A block of data
--- BEGIN ---

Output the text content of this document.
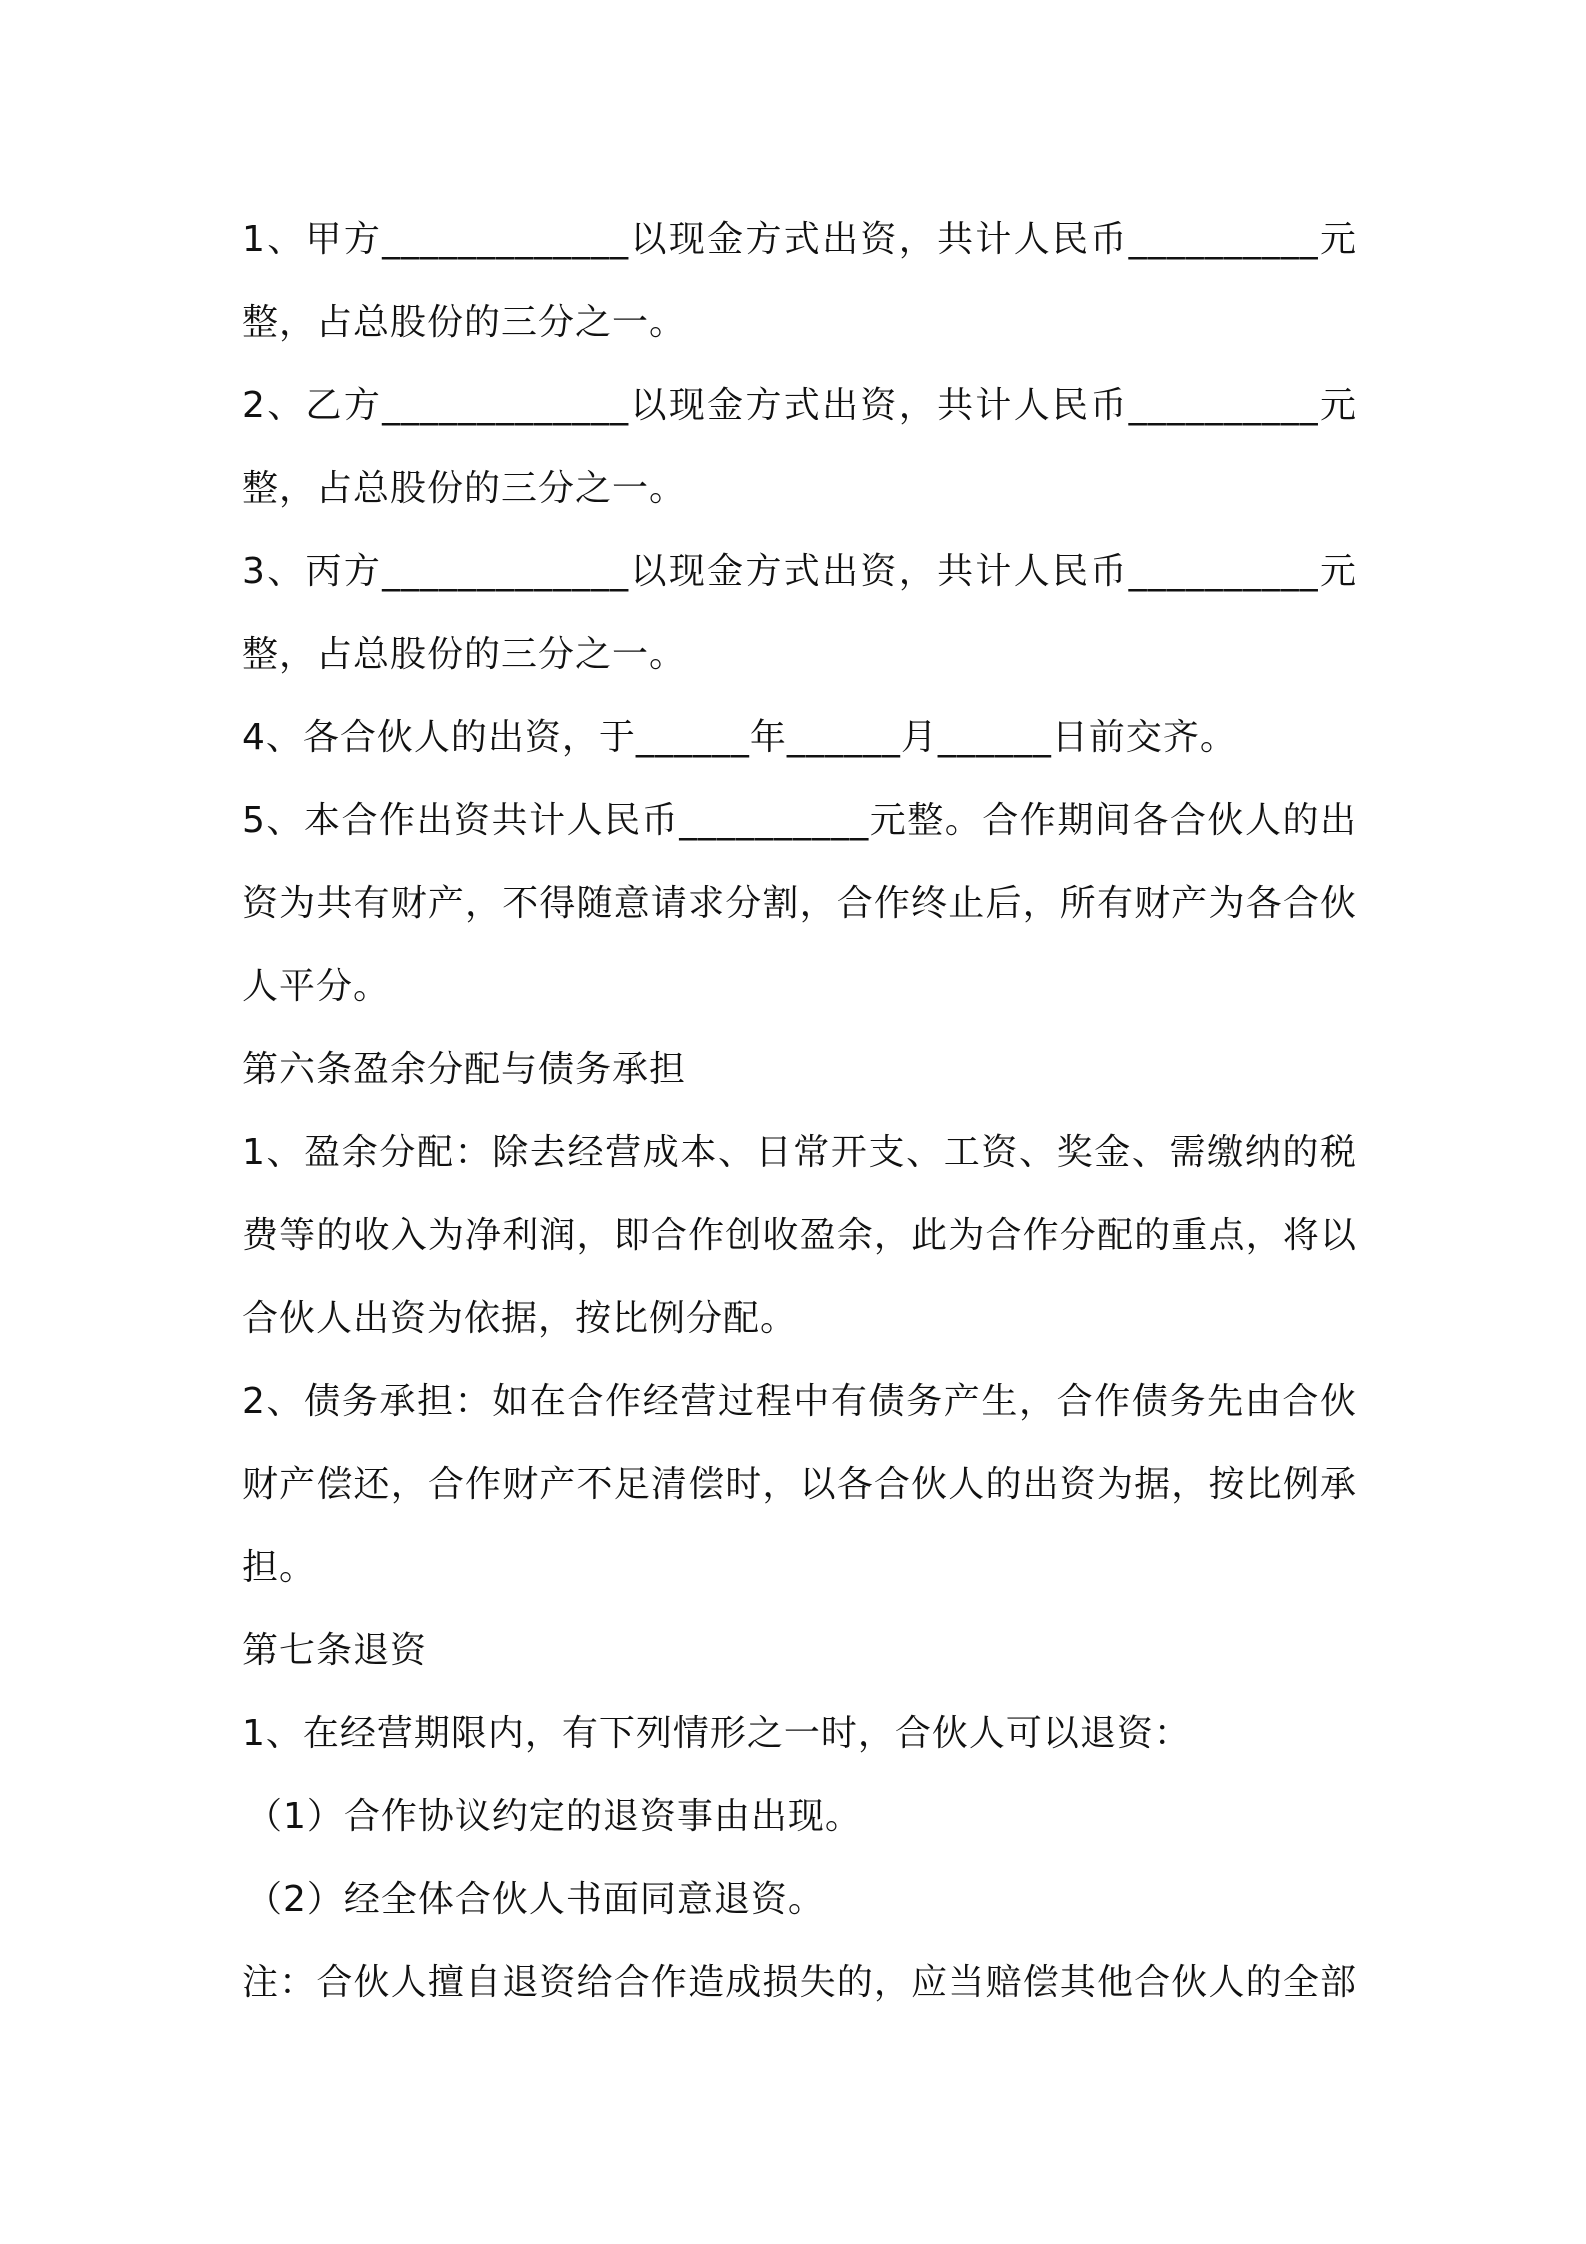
1、甲方_____________以现金方式出资，共计人民币__________元
整，占总股份的三分之一。
2、乙方_____________以现金方式出资，共计人民币__________元
整，占总股份的三分之一。
3、丙方_____________以现金方式出资，共计人民币__________元
整，占总股份的三分之一。
4、各合伙人的出资，于______年______月______日前交齐。
5、本合作出资共计人民币__________元整。合作期间各合伙人的出
资为共有财产，不得随意请求分割，合作终止后，所有财产为各合伙
人平分。
第六条盈余分配与债务承担
1、盈余分配：除去经营成本、日常开支、工资、奖金、需缴纳的税
费等的收入为净利润，即合作创收盈余，此为合作分配的重点，将以
合伙人出资为依据，按比例分配。
2、债务承担：如在合作经营过程中有债务产生，合作债务先由合伙
财产偿还，合作财产不足清偿时，以各合伙人的出资为据，按比例承
担。
第七条退资
1、在经营期限内，有下列情形之一时，合伙人可以退资：
（1）合作协议约定的退资事由出现。
（2）经全体合伙人书面同意退资。
注：合伙人擅自退资给合作造成损失的，应当赔偿其他合伙人的全部
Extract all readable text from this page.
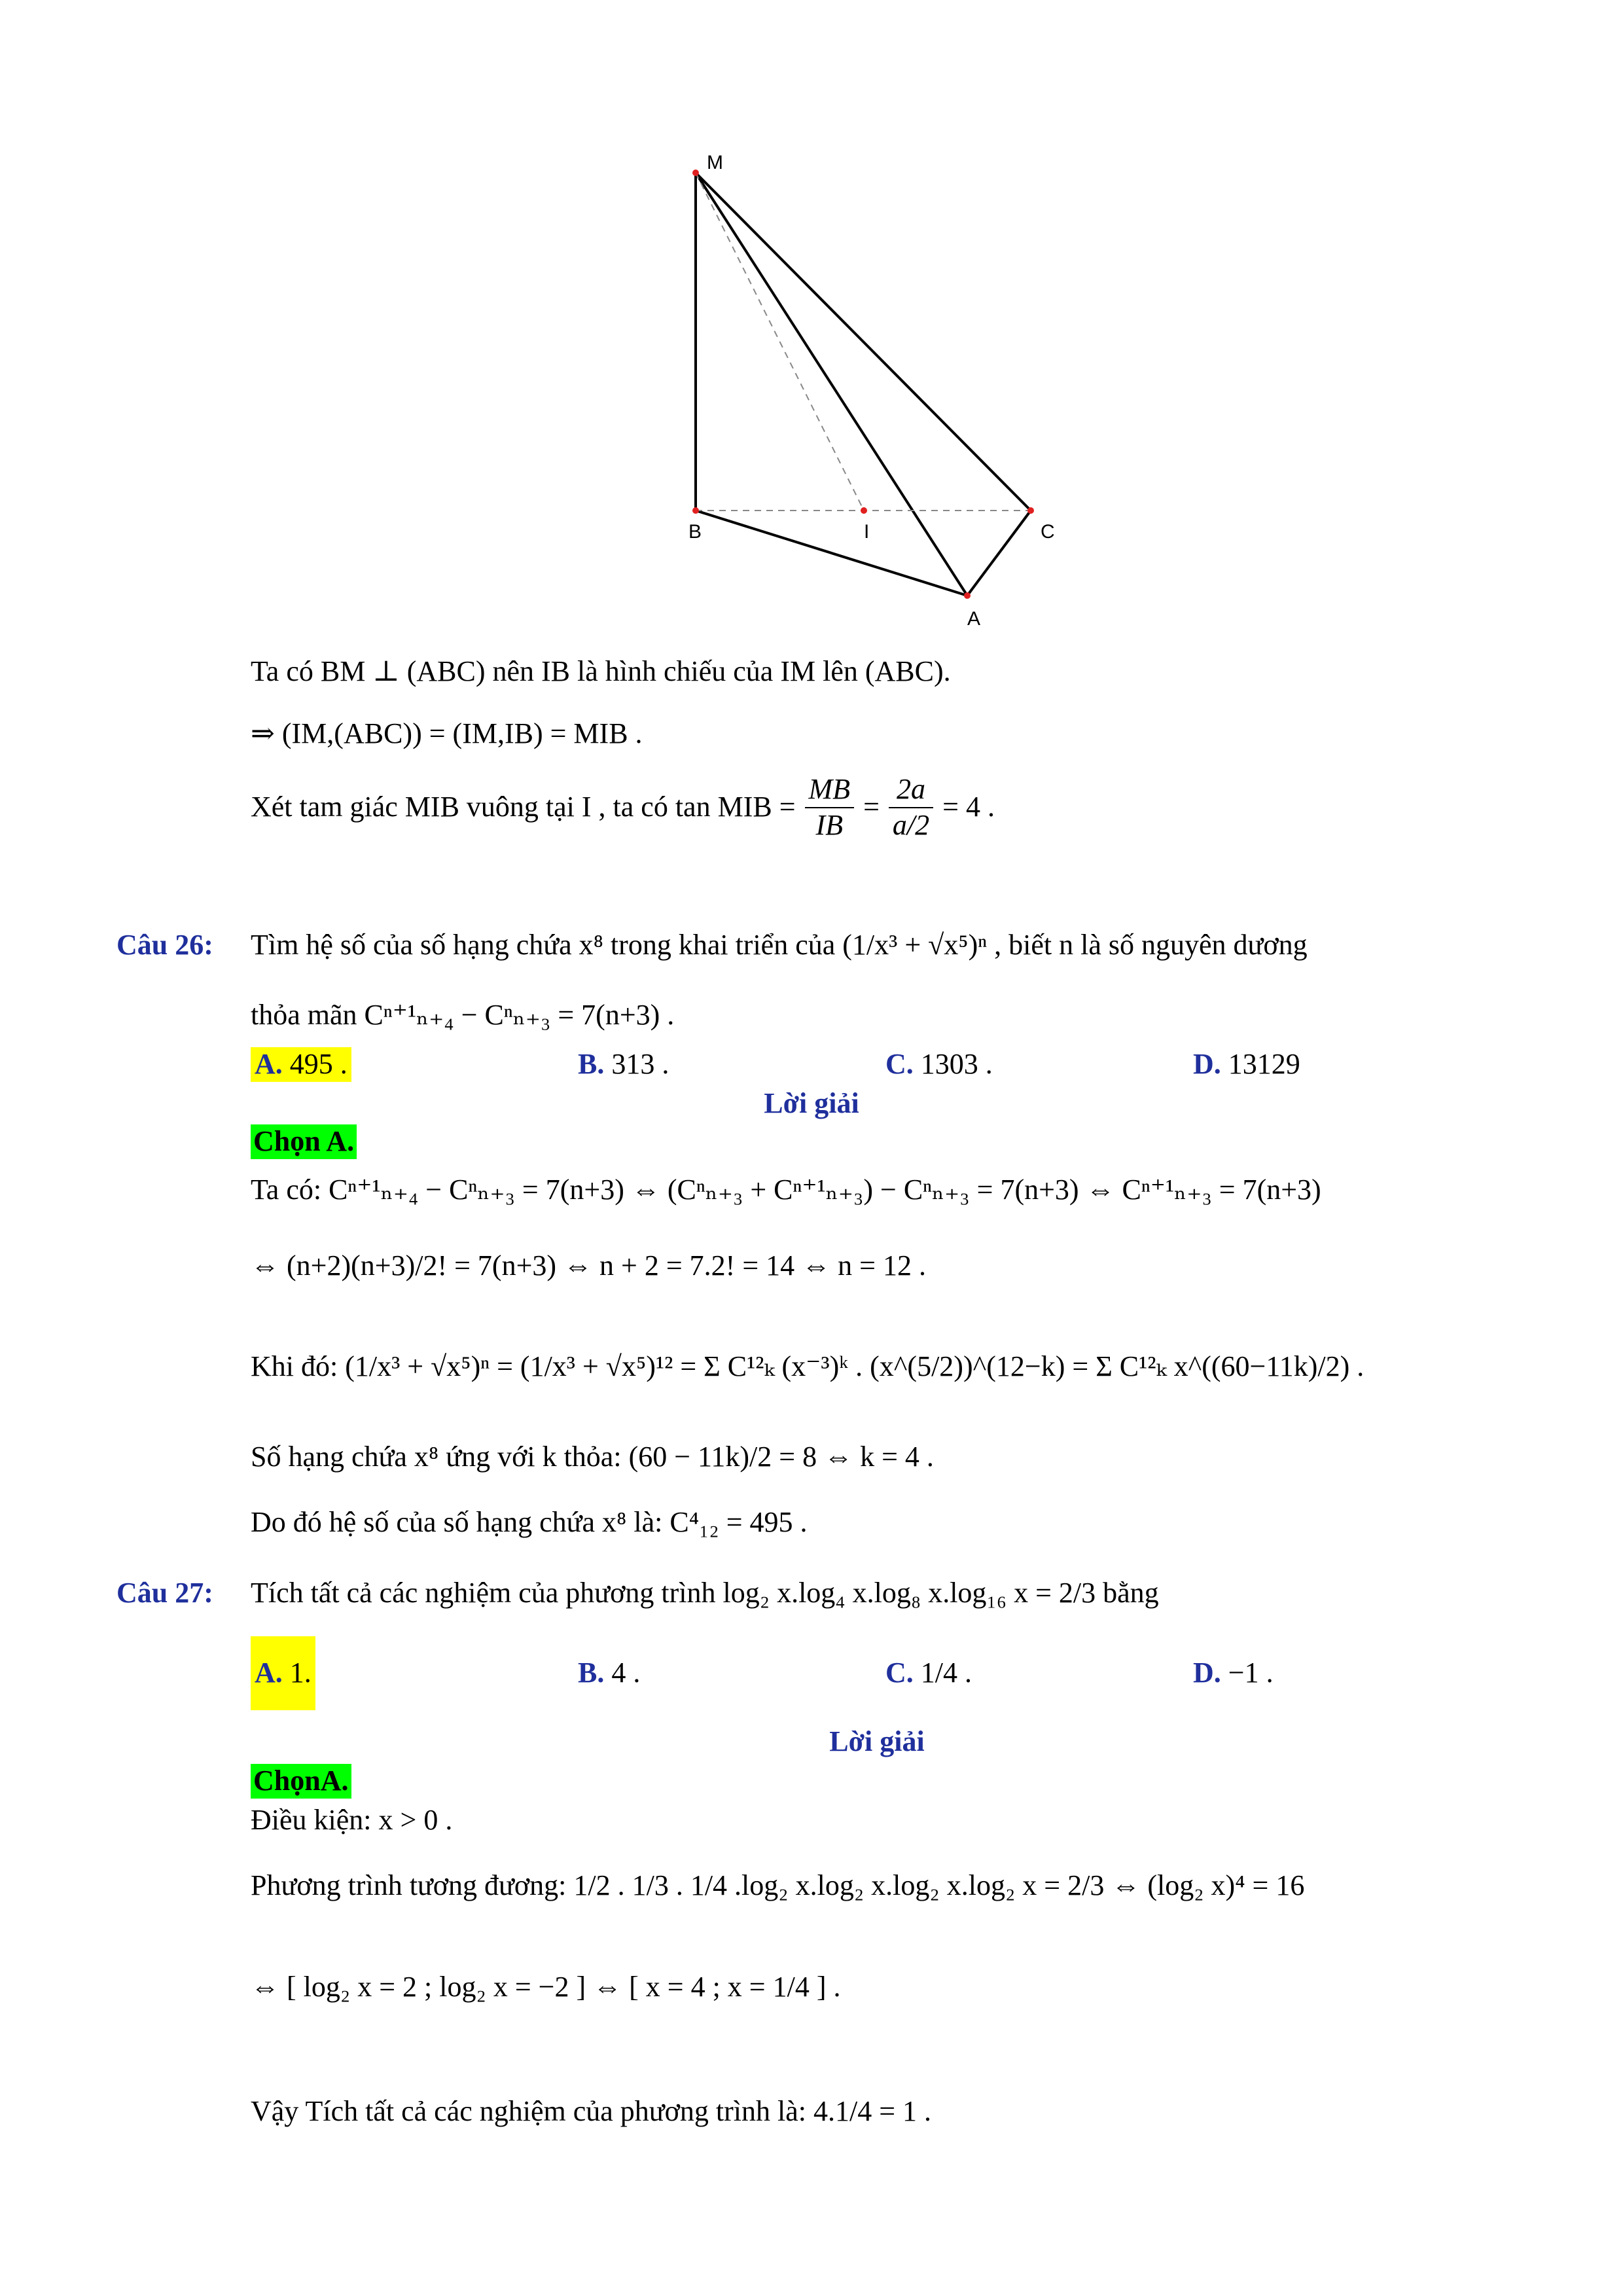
M
B	I	C
A
Ta có BM ⊥ (ABC) nên IB là hình chiếu của IM lên (ABC).
⇒ (IM,(ABC)) = (IM,IB) = MIB .
Xét tam giác MIB vuông tại I , ta có tan MIB = $\frac{MB}{IB} = \frac{2a}{a/2} = 4$ .
Câu 26: Tìm hệ số của số hạng chứa x⁸ trong khai triển của (1/x³ + √x⁵)ⁿ , biết n là số nguyên dương
thỏa mãn Cⁿ⁺¹ₙ₊₄ − Cⁿₙ₊₃ = 7(n+3) .
A. 495 .	B. 313 .	C. 1303 .	D. 13129
Lời giải
Chọn A.
Ta có: Cⁿ⁺¹ₙ₊₄ − Cⁿₙ₊₃ = 7(n+3) ⇔ (Cⁿₙ₊₃ + Cⁿ⁺¹ₙ₊₃) − Cⁿₙ₊₃ = 7(n+3) ⇔ Cⁿ⁺¹ₙ₊₃ = 7(n+3)
⇔ (n+2)(n+3)/2! = 7(n+3) ⇔ n + 2 = 7.2! = 14 ⇔ n = 12 .
Khi đó: (1/x³ + √x⁵)ⁿ = (1/x³ + √x⁵)¹² = Σ C¹²ₖ (x⁻³)ᵏ . (x^(5/2))^(12−k) = Σ C¹²ₖ x^((60−11k)/2) .
Số hạng chứa x⁸ ứng với k thỏa: (60 − 11k)/2 = 8 ⇔ k = 4 .
Do đó hệ số của số hạng chứa x⁸ là: C⁴₁₂ = 495 .
Câu 27: Tích tất cả các nghiệm của phương trình log₂ x.log₄ x.log₈ x.log₁₆ x = 2/3 bằng
A. 1.	B. 4 .	C. 1/4 .	D. −1 .
Lời giải
ChọnA.
Điều kiện: x > 0 .
Phương trình tương đương: 1/2 . 1/3 . 1/4 .log₂ x.log₂ x.log₂ x.log₂ x = 2/3 ⇔ (log₂ x)⁴ = 16
⇔ [ log₂ x = 2 ; log₂ x = −2 ] ⇔ [ x = 4 ; x = 1/4 ] .
Vậy Tích tất cả các nghiệm của phương trình là: 4.1/4 = 1 .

--- END ---

● WHAT YOU ARE ASKED TO DO: Quote the records in full and exactly; skip any image.

● EXERCISE RESPONSE:
Output the text content of this document.
1、甲方_____________以现金方式出资，共计人民币__________元
整，占总股份的三分之一。
2、乙方_____________以现金方式出资，共计人民币__________元
整，占总股份的三分之一。
3、丙方_____________以现金方式出资，共计人民币__________元
整，占总股份的三分之一。
4、各合伙人的出资，于______年______月______日前交齐。
5、本合作出资共计人民币__________元整。合作期间各合伙人的出
资为共有财产，不得随意请求分割，合作终止后，所有财产为各合伙
人平分。
第六条盈余分配与债务承担
1、盈余分配：除去经营成本、日常开支、工资、奖金、需缴纳的税
费等的收入为净利润，即合作创收盈余，此为合作分配的重点，将以
合伙人出资为依据，按比例分配。
2、债务承担：如在合作经营过程中有债务产生，合作债务先由合伙
财产偿还，合作财产不足清偿时，以各合伙人的出资为据，按比例承
担。
第七条退资
1、在经营期限内，有下列情形之一时，合伙人可以退资：
（1）合作协议约定的退资事由出现。
（2）经全体合伙人书面同意退资。
注：合伙人擅自退资给合作造成损失的，应当赔偿其他合伙人的全部
Extract all readable text from this page.
M
B	I	C
A
Ta có BM ⊥ (ABC) nên IB là hình chiếu của IM lên (ABC).
⇒ (IM,(ABC)) = (IM,IB) = MIB .
Xét tam giác MIB vuông tại I , ta có tan MIB = $\frac{MB}{IB} = \frac{2a}{a/2} = 4$ .
Câu 26: Tìm hệ số của số hạng chứa x⁸ trong khai triển của (1/x³ + √x⁵)ⁿ , biết n là số nguyên dương
thỏa mãn Cⁿ⁺¹ₙ₊₄ − Cⁿₙ₊₃ = 7(n+3) .
A. 495 .	B. 313 .	C. 1303 .	D. 13129
Lời giải
Chọn A.
Ta có: Cⁿ⁺¹ₙ₊₄ − Cⁿₙ₊₃ = 7(n+3) ⇔ (Cⁿₙ₊₃ + Cⁿ⁺¹ₙ₊₃) − Cⁿₙ₊₃ = 7(n+3) ⇔ Cⁿ⁺¹ₙ₊₃ = 7(n+3)
⇔ (n+2)(n+3)/2! = 7(n+3) ⇔ n + 2 = 7.2! = 14 ⇔ n = 12 .
Khi đó: (1/x³ + √x⁵)ⁿ = (1/x³ + √x⁵)¹² = Σ C¹²ₖ (x⁻³)ᵏ . (x^(5/2))^(12−k) = Σ C¹²ₖ x^((60−11k)/2) .
Số hạng chứa x⁸ ứng với k thỏa: (60 − 11k)/2 = 8 ⇔ k = 4 .
Do đó hệ số của số hạng chứa x⁸ là: C⁴₁₂ = 495 .
Câu 27: Tích tất cả các nghiệm của phương trình log₂ x.log₄ x.log₈ x.log₁₆ x = 2/3 bằng
A. 1.	B. 4 .	C. 1/4 .	D. −1 .
Lời giải
ChọnA.
Điều kiện: x > 0 .
Phương trình tương đương: 1/2 . 1/3 . 1/4 .log₂ x.log₂ x.log₂ x.log₂ x = 2/3 ⇔ (log₂ x)⁴ = 16
⇔ [ log₂ x = 2 ; log₂ x = −2 ] ⇔ [ x = 4 ; x = 1/4 ] .
Vậy Tích tất cả các nghiệm của phương trình là: 4.1/4 = 1 .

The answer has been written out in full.